Records from a collection of figures
▽
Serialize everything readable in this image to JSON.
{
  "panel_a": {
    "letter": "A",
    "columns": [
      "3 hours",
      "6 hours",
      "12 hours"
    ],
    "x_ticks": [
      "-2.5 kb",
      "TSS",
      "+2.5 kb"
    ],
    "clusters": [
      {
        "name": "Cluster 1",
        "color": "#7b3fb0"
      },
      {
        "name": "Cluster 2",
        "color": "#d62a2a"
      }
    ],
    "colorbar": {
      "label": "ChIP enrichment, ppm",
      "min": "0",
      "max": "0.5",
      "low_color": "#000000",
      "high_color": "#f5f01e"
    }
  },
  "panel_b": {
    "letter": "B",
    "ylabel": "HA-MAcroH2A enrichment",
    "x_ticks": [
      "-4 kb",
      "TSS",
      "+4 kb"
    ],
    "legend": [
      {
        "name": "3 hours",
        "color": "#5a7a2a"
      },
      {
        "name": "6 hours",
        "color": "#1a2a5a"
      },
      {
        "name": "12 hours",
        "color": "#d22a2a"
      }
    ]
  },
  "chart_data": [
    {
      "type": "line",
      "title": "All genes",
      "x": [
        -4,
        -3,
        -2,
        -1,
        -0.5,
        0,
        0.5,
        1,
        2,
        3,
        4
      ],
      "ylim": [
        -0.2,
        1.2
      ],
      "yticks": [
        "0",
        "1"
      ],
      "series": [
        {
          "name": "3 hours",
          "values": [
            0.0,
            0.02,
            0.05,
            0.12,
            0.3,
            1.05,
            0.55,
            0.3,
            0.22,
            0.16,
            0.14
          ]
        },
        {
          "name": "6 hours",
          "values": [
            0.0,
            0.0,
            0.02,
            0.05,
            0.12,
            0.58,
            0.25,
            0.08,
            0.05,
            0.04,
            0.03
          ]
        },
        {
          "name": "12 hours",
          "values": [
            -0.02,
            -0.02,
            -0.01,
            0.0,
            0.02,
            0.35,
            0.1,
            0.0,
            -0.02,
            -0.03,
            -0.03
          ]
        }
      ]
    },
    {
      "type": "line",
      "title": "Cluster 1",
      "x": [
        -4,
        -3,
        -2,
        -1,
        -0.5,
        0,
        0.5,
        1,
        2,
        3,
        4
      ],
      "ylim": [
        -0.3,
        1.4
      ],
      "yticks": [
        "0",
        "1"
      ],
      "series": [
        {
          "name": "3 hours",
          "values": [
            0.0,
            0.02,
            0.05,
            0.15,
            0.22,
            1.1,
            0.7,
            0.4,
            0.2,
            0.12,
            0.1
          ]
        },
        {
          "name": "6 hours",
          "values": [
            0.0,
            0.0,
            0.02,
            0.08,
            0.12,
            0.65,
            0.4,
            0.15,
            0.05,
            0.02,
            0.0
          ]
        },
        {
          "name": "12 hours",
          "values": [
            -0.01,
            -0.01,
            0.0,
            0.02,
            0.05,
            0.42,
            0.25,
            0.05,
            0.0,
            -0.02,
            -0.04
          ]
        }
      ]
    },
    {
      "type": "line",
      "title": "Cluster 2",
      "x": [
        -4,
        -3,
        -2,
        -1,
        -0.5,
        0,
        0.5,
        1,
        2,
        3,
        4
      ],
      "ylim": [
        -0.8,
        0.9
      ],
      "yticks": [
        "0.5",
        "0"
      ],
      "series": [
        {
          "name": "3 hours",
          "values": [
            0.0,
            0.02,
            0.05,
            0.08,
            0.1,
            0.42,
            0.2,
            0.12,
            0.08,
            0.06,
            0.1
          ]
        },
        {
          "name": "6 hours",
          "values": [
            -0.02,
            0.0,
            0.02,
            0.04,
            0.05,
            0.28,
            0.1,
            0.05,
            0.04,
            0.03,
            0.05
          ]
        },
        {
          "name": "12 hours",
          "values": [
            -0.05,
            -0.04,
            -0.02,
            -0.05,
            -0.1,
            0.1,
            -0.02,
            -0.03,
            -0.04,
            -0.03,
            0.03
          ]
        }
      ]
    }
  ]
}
△
§ **Exercise aim**
Across the records above, return every line that contains the word "title".

§ **Solution to this task**
      "title": "All genes",
      "title": "Cluster 1",
      "title": "Cluster 2",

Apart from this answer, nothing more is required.